Textauszug:
++++++++++
Letztes Update: 18.08.2017 - - - Schöne Stimmung in Angfeld: Ein Genuss für alle, die dabei waren (zumindest für uns ;-) ) - - - Und natürlich war das Konzert im Alten Lokschuppen in Falkenstein wieder ein Highlight unseres musikalischen Jahres (auch wenn wir vor Hitze fast zerlaufen sind) - - - Unsere neuen Lieder machen uns richtig Spaß! Nach und nach wechselt unser komplettes Set - schade dass wir nicht immer alle Lieder spielen können! - - - Wir freuen uns auch immer über Feedback in unserem Gästebuch - schaut doch einfach mal rein! - - -

Seefahrt, Krieg, Abenteuer und die Liebe: Das ist der Stoff, aus dem die traditionelle irische Musik gemacht ist.
"Éire Music" spielt sie, mit Hingabe und Leidenschaft. Von rauen Songs bis hin zu sanft melancholischen Balladen reicht das Programm. Musik von Galway bis Killarney, von Cork bis Dublin – wer die irische Musik kennen gelernt hat, hat sie meist auch lieben gelernt. Und oftmals verbindet man mit diesen Liedern die ausgeprägte irische Kneipenkultur: Guinness, Musik und Feiern! "Seven drunken nights" erzählt von einem Mann, der sich dem verschrieben hat. Viele irische Lieder, wie "Staten Island" oder "Go to sea no more", kommen noch aus der Zeit, als die Iren als große Seefahrer auf den Weltmeeren unterwegs waren. "Whiskey in the Jar" ist sicher eines der bekanntesten irischen Lieder und darf im Programm von "Éire Music" nicht fehlen.
++++++++++
Gesammelte Daten:
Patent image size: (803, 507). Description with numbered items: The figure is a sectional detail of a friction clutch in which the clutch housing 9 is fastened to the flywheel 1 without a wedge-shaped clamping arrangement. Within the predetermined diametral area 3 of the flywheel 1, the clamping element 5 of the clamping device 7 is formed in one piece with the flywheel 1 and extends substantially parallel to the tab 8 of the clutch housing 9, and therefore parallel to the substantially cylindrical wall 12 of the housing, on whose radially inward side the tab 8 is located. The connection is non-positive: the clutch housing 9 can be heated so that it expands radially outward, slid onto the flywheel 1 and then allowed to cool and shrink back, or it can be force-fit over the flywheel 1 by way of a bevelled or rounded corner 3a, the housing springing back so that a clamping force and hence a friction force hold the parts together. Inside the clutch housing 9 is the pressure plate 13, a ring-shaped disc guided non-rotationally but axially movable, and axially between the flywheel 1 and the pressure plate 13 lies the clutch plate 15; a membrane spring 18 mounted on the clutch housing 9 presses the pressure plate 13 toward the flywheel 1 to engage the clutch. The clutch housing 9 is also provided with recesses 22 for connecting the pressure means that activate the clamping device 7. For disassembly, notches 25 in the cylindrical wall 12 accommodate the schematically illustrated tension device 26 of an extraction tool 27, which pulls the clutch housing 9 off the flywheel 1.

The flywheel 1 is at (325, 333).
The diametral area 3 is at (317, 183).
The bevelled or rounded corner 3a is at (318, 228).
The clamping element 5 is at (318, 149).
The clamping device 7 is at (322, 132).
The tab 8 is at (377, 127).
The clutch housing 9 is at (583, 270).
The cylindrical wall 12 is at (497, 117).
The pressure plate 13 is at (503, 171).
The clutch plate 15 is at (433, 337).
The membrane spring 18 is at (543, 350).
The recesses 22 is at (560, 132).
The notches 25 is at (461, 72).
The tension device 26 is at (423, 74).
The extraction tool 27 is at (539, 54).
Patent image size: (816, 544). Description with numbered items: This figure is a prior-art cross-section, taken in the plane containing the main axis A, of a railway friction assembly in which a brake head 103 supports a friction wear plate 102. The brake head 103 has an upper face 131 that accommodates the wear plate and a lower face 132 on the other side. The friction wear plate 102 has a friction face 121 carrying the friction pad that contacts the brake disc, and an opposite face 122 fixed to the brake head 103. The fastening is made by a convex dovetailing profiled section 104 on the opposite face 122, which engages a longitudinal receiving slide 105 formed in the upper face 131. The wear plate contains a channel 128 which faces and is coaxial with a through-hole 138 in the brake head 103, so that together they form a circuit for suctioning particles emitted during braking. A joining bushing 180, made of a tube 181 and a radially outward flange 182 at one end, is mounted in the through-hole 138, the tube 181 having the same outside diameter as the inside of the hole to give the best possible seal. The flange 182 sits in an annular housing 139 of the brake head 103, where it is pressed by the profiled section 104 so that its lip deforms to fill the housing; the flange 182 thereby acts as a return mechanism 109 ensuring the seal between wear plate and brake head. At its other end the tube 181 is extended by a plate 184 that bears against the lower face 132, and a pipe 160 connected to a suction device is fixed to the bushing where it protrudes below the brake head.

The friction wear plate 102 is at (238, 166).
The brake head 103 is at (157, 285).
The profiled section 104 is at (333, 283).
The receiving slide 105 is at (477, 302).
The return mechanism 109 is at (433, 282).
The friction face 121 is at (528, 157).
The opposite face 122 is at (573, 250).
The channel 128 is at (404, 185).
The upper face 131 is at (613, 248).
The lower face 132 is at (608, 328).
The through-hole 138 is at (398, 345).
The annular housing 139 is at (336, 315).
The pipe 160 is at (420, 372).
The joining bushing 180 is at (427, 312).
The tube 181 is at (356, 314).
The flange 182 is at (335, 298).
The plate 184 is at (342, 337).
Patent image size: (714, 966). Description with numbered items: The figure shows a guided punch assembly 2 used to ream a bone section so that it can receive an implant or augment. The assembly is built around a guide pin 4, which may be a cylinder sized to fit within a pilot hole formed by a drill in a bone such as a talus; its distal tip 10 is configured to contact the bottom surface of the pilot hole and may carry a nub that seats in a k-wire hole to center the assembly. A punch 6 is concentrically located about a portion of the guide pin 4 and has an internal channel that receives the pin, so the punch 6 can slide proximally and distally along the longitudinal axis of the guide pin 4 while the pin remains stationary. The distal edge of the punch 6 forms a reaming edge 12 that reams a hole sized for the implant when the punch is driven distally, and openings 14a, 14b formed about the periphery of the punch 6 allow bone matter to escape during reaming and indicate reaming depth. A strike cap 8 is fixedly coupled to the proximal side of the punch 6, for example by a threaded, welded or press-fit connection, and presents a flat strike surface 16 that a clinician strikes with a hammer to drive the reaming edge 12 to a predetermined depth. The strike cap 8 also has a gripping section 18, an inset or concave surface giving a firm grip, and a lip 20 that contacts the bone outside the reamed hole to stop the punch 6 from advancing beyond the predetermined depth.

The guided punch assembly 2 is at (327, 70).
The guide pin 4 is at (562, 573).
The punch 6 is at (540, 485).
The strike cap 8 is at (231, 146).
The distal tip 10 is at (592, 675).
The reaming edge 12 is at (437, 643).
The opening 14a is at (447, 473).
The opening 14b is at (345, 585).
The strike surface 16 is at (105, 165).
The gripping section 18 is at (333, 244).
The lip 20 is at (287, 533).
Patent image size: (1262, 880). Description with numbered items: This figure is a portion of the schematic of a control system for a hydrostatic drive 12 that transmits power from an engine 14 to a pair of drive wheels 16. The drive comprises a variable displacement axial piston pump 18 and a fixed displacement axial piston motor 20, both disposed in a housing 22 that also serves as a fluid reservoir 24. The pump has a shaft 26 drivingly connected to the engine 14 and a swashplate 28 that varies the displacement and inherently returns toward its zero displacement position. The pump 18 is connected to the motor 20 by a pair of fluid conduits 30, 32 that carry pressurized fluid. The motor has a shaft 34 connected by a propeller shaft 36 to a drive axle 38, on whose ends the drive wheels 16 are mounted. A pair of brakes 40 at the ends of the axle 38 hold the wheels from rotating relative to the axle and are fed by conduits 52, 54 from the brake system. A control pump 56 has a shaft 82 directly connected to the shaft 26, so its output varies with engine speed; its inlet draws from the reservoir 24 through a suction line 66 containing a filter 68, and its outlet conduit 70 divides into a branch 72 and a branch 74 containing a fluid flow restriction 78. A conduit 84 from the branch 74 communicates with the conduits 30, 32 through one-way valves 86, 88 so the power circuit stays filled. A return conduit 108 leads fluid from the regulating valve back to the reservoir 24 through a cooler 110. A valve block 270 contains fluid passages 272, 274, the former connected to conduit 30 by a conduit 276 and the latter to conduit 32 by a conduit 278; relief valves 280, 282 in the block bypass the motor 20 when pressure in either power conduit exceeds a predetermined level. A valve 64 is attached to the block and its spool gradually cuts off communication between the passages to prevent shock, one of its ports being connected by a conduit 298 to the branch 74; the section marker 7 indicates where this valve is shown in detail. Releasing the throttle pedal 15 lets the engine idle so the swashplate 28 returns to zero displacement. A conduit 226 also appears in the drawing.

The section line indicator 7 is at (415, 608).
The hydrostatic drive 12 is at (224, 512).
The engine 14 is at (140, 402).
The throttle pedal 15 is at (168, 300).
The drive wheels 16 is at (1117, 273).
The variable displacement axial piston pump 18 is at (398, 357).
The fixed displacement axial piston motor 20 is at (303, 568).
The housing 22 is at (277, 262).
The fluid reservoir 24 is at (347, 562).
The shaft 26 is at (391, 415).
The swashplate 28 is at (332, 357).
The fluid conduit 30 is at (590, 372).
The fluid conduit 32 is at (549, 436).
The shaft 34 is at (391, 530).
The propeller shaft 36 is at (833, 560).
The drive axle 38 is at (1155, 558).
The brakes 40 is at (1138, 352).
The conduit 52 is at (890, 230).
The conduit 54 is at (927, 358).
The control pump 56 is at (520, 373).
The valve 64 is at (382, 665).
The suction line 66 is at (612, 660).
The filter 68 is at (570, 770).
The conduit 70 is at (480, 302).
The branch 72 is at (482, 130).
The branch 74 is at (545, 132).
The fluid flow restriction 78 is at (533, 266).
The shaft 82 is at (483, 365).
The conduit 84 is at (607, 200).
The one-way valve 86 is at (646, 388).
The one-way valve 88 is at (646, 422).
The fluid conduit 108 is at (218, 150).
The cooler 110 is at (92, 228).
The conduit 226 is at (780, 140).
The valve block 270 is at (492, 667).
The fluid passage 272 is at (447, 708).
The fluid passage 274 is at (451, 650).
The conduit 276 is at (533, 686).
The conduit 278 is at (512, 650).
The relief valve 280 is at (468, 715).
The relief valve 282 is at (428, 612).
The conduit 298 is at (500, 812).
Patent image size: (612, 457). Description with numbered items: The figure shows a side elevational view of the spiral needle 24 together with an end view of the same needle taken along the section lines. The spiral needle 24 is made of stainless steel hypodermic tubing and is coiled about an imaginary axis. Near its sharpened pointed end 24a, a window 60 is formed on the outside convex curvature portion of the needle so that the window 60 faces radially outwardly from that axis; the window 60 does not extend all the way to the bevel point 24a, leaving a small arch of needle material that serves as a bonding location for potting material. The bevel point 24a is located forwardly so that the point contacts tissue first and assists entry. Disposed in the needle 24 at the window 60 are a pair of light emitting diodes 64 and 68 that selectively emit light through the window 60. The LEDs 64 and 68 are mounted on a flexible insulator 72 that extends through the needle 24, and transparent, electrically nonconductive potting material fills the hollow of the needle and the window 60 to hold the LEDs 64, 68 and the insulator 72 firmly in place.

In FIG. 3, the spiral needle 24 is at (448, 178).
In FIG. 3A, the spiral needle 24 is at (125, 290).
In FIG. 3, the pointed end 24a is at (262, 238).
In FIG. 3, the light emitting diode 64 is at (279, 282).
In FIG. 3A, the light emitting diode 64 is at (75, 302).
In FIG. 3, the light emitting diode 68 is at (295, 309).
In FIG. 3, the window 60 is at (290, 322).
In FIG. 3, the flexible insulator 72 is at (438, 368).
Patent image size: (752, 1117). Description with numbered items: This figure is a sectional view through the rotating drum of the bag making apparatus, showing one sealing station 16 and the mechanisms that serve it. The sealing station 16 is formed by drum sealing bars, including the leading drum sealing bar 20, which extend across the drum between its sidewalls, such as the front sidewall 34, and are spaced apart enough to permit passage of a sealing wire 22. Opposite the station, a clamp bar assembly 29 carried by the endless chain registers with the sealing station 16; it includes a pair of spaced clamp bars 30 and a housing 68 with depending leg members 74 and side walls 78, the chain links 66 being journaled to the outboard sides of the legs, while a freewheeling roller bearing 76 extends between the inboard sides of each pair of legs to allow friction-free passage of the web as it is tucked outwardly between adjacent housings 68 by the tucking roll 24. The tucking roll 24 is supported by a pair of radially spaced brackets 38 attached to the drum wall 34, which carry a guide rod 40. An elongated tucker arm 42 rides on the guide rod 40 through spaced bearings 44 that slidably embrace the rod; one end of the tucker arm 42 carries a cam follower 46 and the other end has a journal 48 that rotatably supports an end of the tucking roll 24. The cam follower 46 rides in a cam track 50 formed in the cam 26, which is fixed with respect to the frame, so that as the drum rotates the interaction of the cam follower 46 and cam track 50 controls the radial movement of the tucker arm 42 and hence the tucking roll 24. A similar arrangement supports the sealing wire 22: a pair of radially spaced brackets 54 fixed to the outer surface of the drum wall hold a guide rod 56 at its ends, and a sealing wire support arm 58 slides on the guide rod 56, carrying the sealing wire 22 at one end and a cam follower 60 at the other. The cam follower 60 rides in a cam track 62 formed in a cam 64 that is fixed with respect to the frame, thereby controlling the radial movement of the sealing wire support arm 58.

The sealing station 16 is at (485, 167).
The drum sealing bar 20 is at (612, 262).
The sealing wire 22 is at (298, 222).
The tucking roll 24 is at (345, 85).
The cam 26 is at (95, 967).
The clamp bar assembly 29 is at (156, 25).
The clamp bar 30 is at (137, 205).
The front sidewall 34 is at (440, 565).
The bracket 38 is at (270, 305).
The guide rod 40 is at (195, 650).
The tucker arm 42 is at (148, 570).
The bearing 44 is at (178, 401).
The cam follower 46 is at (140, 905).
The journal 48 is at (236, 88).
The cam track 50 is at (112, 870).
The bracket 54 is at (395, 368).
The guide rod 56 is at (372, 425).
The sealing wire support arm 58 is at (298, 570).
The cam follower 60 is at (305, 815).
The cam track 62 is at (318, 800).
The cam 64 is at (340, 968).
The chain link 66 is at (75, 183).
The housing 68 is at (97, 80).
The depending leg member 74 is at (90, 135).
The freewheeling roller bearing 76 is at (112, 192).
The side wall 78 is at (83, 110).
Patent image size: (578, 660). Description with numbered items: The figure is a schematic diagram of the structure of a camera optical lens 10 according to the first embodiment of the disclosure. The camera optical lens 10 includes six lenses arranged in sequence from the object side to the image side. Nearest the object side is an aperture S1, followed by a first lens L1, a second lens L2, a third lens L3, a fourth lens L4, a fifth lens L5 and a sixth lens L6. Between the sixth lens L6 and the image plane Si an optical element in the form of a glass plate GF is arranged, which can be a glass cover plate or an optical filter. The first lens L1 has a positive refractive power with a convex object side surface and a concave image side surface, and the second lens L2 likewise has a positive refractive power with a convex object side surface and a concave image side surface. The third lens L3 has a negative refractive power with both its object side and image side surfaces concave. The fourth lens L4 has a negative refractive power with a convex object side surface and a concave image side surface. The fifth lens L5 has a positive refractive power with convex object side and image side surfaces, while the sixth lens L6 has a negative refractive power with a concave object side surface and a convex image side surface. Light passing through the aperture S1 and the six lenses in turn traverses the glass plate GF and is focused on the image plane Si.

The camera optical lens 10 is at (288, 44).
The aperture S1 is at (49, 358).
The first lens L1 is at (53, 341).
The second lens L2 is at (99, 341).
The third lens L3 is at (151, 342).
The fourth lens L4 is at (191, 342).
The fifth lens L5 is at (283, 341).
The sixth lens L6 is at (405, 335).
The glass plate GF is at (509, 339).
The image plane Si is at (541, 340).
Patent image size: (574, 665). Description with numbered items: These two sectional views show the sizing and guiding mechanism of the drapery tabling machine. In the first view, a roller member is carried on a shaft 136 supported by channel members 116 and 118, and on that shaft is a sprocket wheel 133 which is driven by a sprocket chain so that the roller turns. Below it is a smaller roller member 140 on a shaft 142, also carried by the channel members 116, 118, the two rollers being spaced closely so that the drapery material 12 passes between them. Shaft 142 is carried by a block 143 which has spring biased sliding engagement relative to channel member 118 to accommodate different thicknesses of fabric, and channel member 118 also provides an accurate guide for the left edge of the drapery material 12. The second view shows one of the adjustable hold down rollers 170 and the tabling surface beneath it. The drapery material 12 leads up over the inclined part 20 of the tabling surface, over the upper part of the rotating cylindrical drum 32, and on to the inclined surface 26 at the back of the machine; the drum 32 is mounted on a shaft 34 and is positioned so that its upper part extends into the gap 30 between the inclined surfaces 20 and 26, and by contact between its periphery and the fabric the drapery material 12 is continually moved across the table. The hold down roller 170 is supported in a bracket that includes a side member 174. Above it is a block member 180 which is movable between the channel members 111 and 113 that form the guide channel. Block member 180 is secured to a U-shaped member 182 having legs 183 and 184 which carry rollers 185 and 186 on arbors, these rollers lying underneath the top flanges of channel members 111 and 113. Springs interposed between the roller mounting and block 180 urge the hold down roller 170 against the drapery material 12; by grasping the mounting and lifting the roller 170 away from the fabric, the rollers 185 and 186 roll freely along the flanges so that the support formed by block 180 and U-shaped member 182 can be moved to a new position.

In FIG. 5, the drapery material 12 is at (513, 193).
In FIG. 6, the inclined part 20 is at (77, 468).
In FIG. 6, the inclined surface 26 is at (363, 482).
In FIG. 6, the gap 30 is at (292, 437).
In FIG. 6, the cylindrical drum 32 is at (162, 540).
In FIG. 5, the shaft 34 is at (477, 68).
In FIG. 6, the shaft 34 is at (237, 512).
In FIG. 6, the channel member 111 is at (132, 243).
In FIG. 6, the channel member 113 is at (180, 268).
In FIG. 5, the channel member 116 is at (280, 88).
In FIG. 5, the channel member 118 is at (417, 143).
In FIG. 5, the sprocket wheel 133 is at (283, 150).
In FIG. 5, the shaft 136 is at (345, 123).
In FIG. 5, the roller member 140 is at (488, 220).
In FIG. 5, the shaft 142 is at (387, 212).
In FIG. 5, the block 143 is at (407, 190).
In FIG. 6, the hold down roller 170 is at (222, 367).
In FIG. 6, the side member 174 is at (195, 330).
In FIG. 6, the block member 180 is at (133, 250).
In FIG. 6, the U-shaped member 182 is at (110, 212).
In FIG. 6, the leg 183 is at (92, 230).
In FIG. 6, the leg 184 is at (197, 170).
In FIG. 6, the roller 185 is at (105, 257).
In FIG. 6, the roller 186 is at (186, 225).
++++++++++
Aufgaben:
1. Welches Lied wird im Textauszug als eines der bekanntesten irischen Lieder bezeichnet?
2. Fasse den Textauszug in drei Sätzen zusammen.
Die Einträge werden hier nicht benötigt.

Lösungen:
1. „Whiskey in the Jar“

2. Die Band „Éire Music“ spielt mit Hingabe und Leidenschaft traditionelle irische Musik, deren Stoff Seefahrt, Krieg, Abenteuer und Liebe sind. Ihr Programm reicht von rauen Songs bis zu sanft melancholischen Balladen, darunter „Seven drunken nights“, „Staten Island“, „Go to sea no more“ und „Whiskey in the Jar“. Außerdem berichtet die Band von Auftritten in Angfeld und im Alten Lokschuppen in Falkenstein sowie von ihren neuen Liedern.